⟨

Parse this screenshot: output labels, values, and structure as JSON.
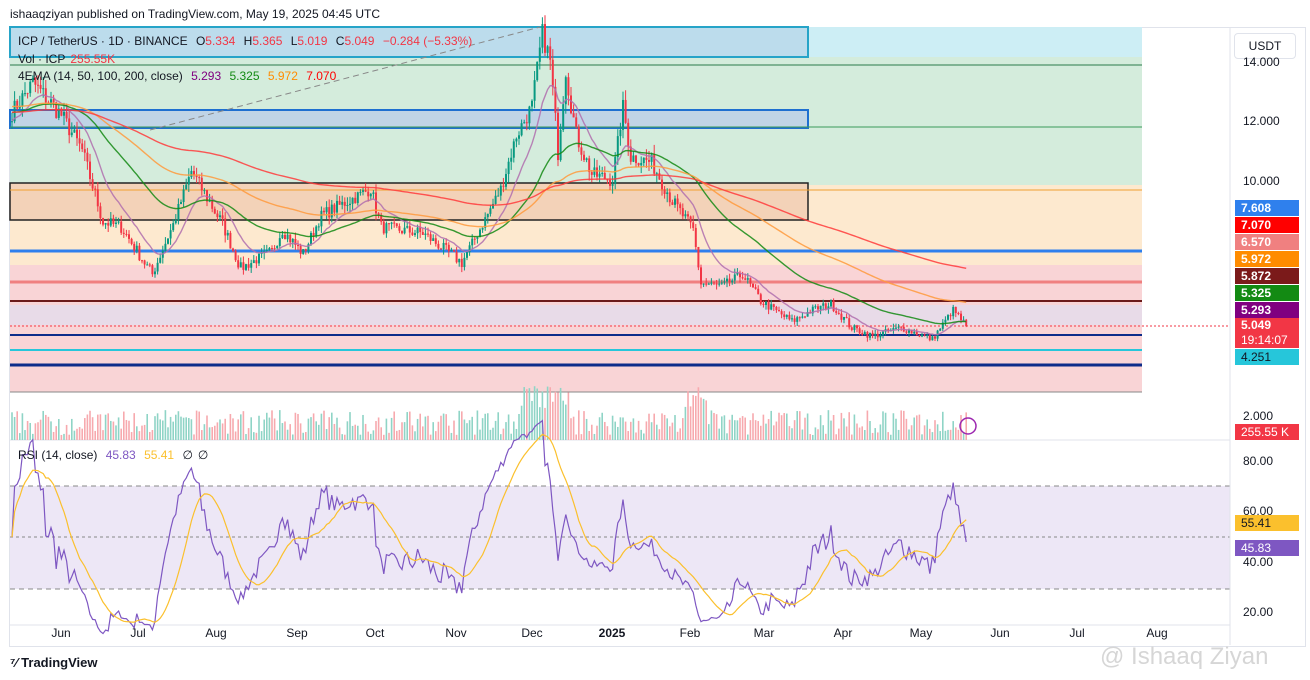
{
  "publisher": "ishaaqziyan published on TradingView.com, May 19, 2025 04:45 UTC",
  "symbol": {
    "title": "ICP / TetherUS · 1D · BINANCE",
    "o_label": "O",
    "o": "5.334",
    "h_label": "H",
    "h": "5.365",
    "l_label": "L",
    "l": "5.019",
    "c_label": "C",
    "c": "5.049",
    "change": "−0.284 (−5.33%)"
  },
  "volume": {
    "label": "Vol · ICP",
    "value": "255.55K"
  },
  "ema": {
    "label": "4EMA (14, 50, 100, 200, close)",
    "v14": "5.293",
    "v50": "5.325",
    "v100": "5.972",
    "v200": "7.070"
  },
  "rsi": {
    "label": "RSI (14, close)",
    "value": "45.83",
    "ma": "55.41",
    "n1": "∅",
    "n2": "∅"
  },
  "currency": "USDT",
  "price_axis": [
    "14.000",
    "12.000",
    "10.000",
    "2.000"
  ],
  "rsi_axis": [
    "80.00",
    "60.00",
    "40.00",
    "20.00"
  ],
  "price_tags": [
    {
      "text": "7.608",
      "color": "#2f80ed"
    },
    {
      "text": "7.070",
      "color": "#ff0000"
    },
    {
      "text": "6.570",
      "color": "#f08080"
    },
    {
      "text": "5.972",
      "color": "#ff8c00"
    },
    {
      "text": "5.872",
      "color": "#7b1a1a"
    },
    {
      "text": "5.325",
      "color": "#138a13"
    },
    {
      "text": "5.293",
      "color": "#800080"
    }
  ],
  "last_price": {
    "text": "5.049",
    "countdown": "19:14:07",
    "color": "#f23645"
  },
  "level_4251": {
    "text": "4.251",
    "color": "#26c6da"
  },
  "vol_tag": "255.55 K",
  "rsi_tags": {
    "ma": "55.41",
    "rsi": "45.83"
  },
  "time_axis": [
    "Jun",
    "Jul",
    "Aug",
    "Sep",
    "Oct",
    "Nov",
    "Dec",
    "2025",
    "Feb",
    "Mar",
    "Apr",
    "May",
    "Jun",
    "Jul",
    "Aug"
  ],
  "footer": "TradingView",
  "watermark": "@ Ishaaq Ziyan",
  "chart_data": {
    "type": "candlestick",
    "title": "ICP / TetherUS · 1D · BINANCE",
    "ylim": [
      2,
      14.6
    ],
    "close_keypoints": [
      [
        0,
        12.3
      ],
      [
        8,
        13.3
      ],
      [
        19,
        12.2
      ],
      [
        27,
        11.0
      ],
      [
        35,
        8.6
      ],
      [
        42,
        8.4
      ],
      [
        54,
        6.8
      ],
      [
        62,
        8.5
      ],
      [
        69,
        10.3
      ],
      [
        81,
        8.5
      ],
      [
        88,
        7.0
      ],
      [
        100,
        7.6
      ],
      [
        104,
        8.3
      ],
      [
        112,
        7.5
      ],
      [
        119,
        8.8
      ],
      [
        138,
        9.7
      ],
      [
        142,
        8.4
      ],
      [
        158,
        8.2
      ],
      [
        173,
        7.2
      ],
      [
        181,
        8.5
      ],
      [
        188,
        9.7
      ],
      [
        194,
        11.5
      ],
      [
        200,
        12.5
      ],
      [
        204,
        15.0
      ],
      [
        207,
        14.0
      ],
      [
        210,
        11.0
      ],
      [
        213,
        13.7
      ],
      [
        217,
        11.5
      ],
      [
        223,
        10.2
      ],
      [
        231,
        10.0
      ],
      [
        235,
        12.5
      ],
      [
        238,
        10.8
      ],
      [
        246,
        10.6
      ],
      [
        254,
        9.3
      ],
      [
        262,
        8.3
      ],
      [
        265,
        6.5
      ],
      [
        273,
        6.4
      ],
      [
        281,
        6.8
      ],
      [
        288,
        5.9
      ],
      [
        300,
        5.2
      ],
      [
        308,
        5.6
      ],
      [
        315,
        5.8
      ],
      [
        323,
        5.0
      ],
      [
        331,
        4.7
      ],
      [
        342,
        5.0
      ],
      [
        354,
        4.6
      ],
      [
        362,
        5.6
      ],
      [
        367,
        5.049
      ]
    ]
  }
}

⟩

EXERCISE OBJECTIVE
Go through the records above and copy every line with the word "TradingView".

SOLUTION FOR THIS EXERCISE
  "publisher": "ishaaqziyan published on TradingView.com, May 19, 2025 04:45 UTC",
  "footer": "TradingView",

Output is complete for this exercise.